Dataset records
============================================================

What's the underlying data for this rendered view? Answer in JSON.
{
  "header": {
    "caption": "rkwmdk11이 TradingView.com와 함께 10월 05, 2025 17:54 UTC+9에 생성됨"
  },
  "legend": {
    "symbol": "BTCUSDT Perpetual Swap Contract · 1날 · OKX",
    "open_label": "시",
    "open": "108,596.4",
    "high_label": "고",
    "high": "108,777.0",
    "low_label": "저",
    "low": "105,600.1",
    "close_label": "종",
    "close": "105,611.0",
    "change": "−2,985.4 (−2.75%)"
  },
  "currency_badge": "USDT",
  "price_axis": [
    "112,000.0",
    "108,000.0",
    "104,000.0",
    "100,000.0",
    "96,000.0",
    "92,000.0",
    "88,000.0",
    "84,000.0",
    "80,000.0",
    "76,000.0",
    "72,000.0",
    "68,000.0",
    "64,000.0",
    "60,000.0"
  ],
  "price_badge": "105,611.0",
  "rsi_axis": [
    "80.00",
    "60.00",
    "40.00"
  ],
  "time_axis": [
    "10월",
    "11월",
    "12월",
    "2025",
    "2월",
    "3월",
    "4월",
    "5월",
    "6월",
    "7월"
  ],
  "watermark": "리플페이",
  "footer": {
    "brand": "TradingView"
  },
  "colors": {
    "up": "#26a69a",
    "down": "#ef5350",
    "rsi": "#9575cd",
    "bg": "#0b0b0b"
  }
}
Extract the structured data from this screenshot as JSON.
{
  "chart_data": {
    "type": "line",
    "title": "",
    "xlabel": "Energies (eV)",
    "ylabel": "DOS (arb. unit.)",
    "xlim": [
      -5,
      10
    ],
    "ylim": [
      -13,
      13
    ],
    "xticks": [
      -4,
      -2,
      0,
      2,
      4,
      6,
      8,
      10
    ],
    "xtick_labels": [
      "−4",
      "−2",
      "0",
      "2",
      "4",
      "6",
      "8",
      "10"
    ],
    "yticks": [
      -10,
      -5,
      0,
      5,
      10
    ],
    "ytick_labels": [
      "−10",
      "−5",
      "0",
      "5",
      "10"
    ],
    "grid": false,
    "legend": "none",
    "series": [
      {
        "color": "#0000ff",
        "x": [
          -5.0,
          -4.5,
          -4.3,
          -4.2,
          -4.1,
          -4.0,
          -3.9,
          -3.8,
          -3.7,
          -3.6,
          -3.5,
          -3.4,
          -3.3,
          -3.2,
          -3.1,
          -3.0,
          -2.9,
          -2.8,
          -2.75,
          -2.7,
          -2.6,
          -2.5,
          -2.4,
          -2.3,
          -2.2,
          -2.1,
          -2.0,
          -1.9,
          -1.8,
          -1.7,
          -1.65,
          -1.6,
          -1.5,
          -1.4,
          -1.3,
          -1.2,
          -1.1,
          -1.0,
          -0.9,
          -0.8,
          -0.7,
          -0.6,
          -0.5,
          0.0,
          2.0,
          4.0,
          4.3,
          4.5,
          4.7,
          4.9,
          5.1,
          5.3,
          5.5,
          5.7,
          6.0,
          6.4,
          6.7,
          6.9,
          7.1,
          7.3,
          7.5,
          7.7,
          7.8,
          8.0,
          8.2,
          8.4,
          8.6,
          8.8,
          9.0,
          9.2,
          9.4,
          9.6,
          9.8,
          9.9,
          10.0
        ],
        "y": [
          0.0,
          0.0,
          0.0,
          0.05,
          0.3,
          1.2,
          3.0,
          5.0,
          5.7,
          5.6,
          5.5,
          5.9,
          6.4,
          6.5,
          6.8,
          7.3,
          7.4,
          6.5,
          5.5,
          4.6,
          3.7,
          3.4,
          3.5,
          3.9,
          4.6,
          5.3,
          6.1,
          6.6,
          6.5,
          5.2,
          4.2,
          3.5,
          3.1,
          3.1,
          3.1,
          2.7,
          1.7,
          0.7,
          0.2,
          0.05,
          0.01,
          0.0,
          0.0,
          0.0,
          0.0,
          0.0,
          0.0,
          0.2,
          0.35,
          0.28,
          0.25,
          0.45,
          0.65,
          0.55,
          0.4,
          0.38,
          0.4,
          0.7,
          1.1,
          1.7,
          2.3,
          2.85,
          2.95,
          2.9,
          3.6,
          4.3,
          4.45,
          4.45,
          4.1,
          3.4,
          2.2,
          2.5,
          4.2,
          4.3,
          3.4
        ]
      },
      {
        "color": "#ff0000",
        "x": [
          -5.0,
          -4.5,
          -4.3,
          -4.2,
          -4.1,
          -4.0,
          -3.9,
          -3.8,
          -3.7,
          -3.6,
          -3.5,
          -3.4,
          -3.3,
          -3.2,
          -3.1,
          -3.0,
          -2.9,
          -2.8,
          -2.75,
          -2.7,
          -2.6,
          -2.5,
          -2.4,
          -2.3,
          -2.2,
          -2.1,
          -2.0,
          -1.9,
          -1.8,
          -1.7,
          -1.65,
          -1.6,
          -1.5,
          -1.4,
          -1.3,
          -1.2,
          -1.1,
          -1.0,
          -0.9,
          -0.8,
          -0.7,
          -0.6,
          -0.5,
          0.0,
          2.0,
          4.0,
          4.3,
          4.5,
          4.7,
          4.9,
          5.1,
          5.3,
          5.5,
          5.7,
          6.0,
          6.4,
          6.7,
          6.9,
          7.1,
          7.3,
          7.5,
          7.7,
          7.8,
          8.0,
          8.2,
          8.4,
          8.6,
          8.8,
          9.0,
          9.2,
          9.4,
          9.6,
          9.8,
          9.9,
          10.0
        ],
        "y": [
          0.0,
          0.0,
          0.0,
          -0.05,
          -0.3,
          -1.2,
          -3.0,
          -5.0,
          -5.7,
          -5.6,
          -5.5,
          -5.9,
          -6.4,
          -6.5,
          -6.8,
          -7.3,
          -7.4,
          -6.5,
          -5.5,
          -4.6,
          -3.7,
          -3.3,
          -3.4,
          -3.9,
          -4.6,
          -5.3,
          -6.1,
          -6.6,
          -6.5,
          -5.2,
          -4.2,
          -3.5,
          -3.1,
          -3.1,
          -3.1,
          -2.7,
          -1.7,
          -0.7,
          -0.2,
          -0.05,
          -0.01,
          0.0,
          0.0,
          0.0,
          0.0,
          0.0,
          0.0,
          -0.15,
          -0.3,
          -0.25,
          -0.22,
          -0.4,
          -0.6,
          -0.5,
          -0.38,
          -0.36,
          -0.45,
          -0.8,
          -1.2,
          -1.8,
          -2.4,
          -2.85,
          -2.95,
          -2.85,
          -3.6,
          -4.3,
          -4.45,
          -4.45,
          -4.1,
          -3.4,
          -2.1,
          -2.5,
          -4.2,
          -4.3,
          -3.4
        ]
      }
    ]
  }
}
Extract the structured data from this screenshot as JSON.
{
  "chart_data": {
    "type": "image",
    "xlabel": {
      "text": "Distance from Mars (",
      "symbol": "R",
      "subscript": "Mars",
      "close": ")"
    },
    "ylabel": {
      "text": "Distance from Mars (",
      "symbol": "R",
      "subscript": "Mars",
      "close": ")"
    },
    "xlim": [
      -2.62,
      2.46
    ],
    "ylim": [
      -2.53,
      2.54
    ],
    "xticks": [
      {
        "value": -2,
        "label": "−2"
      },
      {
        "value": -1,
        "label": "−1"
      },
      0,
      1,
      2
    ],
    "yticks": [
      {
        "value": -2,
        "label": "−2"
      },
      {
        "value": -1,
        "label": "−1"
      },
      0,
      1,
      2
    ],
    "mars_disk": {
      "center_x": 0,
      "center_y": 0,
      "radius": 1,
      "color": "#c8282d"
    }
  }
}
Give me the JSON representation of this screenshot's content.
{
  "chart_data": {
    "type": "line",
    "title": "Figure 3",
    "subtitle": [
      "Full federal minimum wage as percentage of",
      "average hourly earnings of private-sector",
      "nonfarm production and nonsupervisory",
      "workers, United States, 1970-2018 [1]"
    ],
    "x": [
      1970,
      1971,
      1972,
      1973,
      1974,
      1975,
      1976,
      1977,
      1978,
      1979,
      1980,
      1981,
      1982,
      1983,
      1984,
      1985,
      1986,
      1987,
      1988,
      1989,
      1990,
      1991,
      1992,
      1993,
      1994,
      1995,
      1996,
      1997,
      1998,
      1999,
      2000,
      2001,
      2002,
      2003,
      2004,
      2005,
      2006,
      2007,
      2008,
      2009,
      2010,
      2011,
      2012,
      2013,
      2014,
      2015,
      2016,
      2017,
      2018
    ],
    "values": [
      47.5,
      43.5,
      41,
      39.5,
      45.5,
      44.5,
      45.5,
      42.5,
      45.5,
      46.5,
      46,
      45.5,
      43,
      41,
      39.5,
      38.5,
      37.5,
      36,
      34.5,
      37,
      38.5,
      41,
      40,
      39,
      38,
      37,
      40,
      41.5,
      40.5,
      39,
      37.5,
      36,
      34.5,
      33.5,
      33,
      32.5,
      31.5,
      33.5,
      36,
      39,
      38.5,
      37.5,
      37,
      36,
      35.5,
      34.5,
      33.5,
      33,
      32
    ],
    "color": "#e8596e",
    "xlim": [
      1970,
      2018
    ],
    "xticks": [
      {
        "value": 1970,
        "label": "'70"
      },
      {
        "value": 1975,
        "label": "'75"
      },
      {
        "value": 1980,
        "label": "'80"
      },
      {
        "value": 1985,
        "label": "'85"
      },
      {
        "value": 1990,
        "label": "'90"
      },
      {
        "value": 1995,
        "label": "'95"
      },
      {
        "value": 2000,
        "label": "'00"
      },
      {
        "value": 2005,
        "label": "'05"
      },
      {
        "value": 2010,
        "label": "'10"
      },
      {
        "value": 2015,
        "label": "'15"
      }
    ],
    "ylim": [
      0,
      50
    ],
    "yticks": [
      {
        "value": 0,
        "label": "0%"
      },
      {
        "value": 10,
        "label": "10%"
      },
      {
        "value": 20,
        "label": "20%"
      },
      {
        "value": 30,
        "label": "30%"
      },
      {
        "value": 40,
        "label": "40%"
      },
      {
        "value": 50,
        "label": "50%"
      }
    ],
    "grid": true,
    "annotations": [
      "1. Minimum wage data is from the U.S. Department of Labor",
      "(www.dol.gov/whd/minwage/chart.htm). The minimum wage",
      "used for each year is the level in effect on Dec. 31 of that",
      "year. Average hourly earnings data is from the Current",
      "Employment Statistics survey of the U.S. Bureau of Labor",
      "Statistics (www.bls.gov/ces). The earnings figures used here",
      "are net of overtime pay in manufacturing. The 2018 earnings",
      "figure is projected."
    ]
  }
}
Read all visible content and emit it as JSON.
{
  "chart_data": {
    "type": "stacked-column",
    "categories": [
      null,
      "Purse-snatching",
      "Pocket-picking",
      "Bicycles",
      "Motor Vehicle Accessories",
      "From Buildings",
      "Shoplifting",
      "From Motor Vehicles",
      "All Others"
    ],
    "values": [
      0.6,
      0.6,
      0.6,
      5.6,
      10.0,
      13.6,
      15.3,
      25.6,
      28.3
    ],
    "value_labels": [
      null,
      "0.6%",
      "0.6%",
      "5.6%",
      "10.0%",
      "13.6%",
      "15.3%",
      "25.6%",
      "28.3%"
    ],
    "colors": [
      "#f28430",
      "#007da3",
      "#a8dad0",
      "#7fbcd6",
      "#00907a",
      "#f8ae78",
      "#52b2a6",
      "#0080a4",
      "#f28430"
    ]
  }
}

============================================================

• Stated problem:
Where a line above contains the word "earnings", copy that line.

• Exercise response:
      "average hourly earnings of private-sector",
      "year. Average hourly earnings data is from the Current",
      "Statistics (www.bls.gov/ces). The earnings figures used here",
      "are net of overtime pay in manufacturing. The 2018 earnings",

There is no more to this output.